Trans Cosmic America Inc. I confess I have no idea what these people do. How about the world's slowest freight company? "Sorry your package is several million years late, Mr. Gerry. Our hub is in the Horseshoe Nebula."

Thursday, October 09, 2003

May I humbly present my new Governor

Groping, shmoping. This is the kind of bombshell Gray Davis should have used.

Monday, October 06, 2003

Rumor Central

Let's make some controversy. Feel free to spread any of these rumors (completely fabricated by myself) in email attachments, drop them into conversations, or write exhaustive, obsessive-compulsive treatises on them.

-Taoists live in the New York sewers.

-The world is secretly run by a shadowy consortium consisting of Steve Jobs, the Gnomes of Zurich, Tony the Tiger, Hideki Tojo (not dead after all), and the members of Kraftwerk.

-You can bounce chihuahuas like a rubber ball, but only twice.

-A woman once inquired as to the "secret recipe" for the delicious cookie she ate at a fancy restaurant. They happily furnished it to her free of charge, and she took the recipe's ingredients to her grave.

* Records shown:
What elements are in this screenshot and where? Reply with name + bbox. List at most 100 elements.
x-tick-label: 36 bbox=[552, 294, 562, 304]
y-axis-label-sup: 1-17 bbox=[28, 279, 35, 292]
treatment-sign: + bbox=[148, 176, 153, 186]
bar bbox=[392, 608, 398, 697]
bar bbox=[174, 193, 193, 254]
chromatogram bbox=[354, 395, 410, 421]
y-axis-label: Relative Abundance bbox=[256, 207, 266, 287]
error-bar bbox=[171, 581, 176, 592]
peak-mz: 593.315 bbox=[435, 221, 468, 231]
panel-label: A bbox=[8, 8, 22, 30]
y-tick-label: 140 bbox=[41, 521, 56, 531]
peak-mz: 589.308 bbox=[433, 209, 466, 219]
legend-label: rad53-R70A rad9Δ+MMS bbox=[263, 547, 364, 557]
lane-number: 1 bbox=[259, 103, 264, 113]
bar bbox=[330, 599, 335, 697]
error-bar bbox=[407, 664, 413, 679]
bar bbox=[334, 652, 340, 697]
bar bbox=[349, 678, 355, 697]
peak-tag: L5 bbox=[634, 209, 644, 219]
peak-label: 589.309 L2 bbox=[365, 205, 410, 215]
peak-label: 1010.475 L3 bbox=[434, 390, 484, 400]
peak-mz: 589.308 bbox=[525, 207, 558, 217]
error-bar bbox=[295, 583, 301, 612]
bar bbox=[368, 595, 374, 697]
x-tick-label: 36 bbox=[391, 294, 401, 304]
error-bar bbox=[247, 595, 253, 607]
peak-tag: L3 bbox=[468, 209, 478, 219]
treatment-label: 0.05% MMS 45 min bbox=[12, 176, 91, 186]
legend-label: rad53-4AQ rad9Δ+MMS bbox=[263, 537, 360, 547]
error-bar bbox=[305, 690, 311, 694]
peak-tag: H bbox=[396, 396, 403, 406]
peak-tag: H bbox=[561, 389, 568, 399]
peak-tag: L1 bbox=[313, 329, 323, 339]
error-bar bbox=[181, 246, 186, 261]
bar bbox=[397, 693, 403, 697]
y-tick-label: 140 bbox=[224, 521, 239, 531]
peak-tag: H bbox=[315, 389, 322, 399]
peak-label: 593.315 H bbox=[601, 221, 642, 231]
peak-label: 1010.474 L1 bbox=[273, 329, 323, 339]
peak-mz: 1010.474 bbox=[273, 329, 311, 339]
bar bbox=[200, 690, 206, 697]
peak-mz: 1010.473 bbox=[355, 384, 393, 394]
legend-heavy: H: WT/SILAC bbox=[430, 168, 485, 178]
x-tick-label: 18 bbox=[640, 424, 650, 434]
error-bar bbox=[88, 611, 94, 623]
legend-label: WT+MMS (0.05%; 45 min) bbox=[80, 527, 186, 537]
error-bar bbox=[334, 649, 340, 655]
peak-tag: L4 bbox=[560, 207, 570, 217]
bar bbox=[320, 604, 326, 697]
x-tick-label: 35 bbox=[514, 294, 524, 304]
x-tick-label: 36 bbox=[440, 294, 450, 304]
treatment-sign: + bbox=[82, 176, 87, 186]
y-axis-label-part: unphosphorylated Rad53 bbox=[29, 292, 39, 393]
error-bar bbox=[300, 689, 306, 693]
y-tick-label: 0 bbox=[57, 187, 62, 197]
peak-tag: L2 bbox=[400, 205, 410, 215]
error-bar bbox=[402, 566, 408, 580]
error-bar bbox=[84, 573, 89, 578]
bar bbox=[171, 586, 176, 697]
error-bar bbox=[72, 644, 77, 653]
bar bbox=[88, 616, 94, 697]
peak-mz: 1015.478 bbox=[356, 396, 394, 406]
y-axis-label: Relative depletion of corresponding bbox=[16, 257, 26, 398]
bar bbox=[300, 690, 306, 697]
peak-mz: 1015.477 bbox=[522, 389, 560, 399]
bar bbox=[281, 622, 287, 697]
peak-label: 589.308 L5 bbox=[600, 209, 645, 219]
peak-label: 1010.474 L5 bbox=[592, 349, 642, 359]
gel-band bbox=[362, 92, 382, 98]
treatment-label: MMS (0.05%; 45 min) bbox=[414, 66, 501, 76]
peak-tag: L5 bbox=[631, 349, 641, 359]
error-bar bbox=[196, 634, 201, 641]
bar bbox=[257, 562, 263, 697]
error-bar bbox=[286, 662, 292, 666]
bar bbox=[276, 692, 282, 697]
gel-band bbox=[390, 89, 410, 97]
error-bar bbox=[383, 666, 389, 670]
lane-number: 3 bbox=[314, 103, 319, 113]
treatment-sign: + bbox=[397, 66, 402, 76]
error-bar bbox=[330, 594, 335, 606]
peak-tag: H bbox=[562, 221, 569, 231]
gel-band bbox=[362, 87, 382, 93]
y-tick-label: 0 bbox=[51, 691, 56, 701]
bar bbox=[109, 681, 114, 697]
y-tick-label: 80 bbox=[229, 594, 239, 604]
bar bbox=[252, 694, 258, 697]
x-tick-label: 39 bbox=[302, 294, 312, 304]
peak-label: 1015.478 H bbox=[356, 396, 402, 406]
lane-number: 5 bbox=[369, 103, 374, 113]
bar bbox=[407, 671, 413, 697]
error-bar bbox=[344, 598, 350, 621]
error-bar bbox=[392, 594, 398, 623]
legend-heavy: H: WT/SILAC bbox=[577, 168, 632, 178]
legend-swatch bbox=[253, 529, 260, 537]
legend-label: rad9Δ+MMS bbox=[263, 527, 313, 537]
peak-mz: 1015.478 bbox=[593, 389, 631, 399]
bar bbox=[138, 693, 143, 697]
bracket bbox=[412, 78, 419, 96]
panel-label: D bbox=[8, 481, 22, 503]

* Task instructions:
The web page excerpt names a shadowy consortium that secretly runs the world. List every member it names. Work only from the web page excerpt.

* Task output:
Steve Jobs, the Gnomes of Zurich, Tony the Tiger, Hideki Tojo, and the members of Kraftwerk.